> _EXERCISE_
All lines in the data bearing the string "一手住宅物業銷售資訊網" should be identified and copied.

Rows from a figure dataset
* * * * * * *
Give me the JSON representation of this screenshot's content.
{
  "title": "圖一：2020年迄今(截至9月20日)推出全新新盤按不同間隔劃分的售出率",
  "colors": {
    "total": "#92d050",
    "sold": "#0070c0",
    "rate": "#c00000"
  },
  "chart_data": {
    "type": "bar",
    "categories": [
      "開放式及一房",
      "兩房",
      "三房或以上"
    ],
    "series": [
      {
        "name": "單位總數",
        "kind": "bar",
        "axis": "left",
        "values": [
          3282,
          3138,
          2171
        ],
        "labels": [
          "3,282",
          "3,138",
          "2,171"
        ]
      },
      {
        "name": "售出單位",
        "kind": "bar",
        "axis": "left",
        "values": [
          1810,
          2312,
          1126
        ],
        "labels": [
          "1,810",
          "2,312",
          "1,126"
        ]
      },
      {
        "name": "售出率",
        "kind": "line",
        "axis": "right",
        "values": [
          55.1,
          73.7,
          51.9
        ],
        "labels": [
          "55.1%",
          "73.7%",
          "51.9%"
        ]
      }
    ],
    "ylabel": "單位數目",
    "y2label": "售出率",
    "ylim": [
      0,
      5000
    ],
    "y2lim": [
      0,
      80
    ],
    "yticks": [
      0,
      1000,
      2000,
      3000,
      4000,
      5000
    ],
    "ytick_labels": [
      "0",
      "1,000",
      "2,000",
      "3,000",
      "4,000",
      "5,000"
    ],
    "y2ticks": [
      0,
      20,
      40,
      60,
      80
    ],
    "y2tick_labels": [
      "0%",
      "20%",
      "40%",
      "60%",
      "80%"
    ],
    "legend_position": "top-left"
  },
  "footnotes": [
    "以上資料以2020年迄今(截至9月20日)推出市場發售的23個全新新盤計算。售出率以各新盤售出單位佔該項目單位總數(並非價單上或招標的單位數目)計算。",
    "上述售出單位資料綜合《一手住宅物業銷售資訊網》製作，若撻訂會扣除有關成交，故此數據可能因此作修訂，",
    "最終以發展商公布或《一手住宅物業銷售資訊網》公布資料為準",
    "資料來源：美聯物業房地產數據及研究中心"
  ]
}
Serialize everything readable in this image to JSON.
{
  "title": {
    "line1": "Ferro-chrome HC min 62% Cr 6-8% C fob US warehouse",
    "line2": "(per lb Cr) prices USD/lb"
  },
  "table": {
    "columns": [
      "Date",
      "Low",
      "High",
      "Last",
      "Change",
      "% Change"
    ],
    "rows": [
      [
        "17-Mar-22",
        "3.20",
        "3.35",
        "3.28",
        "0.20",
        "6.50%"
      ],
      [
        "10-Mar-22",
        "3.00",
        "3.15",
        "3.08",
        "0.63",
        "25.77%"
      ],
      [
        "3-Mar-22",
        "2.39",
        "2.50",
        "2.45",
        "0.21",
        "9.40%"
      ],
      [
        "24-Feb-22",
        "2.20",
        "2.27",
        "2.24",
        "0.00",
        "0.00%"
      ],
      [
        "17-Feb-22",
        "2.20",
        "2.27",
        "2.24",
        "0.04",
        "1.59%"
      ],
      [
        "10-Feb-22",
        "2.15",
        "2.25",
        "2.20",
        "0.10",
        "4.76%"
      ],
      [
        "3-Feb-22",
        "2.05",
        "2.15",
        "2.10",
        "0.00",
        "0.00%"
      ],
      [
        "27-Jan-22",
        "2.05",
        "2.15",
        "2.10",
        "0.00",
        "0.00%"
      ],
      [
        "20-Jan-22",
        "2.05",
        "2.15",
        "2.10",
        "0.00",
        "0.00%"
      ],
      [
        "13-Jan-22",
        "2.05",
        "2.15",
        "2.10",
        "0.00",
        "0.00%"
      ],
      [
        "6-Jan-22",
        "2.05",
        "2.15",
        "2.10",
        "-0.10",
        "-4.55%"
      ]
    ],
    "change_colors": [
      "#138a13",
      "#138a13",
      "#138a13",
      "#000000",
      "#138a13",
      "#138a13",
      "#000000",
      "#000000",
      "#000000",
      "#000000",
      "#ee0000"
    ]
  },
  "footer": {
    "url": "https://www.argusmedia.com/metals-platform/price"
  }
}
* * * * * * *
> _WRITTEN ANSWER_
    "上述售出單位資料綜合《一手住宅物業銷售資訊網》製作，若撻訂會扣除有關成交，故此數據可能因此作修訂，",
    "最終以發展商公布或《一手住宅物業銷售資訊網》公布資料為準",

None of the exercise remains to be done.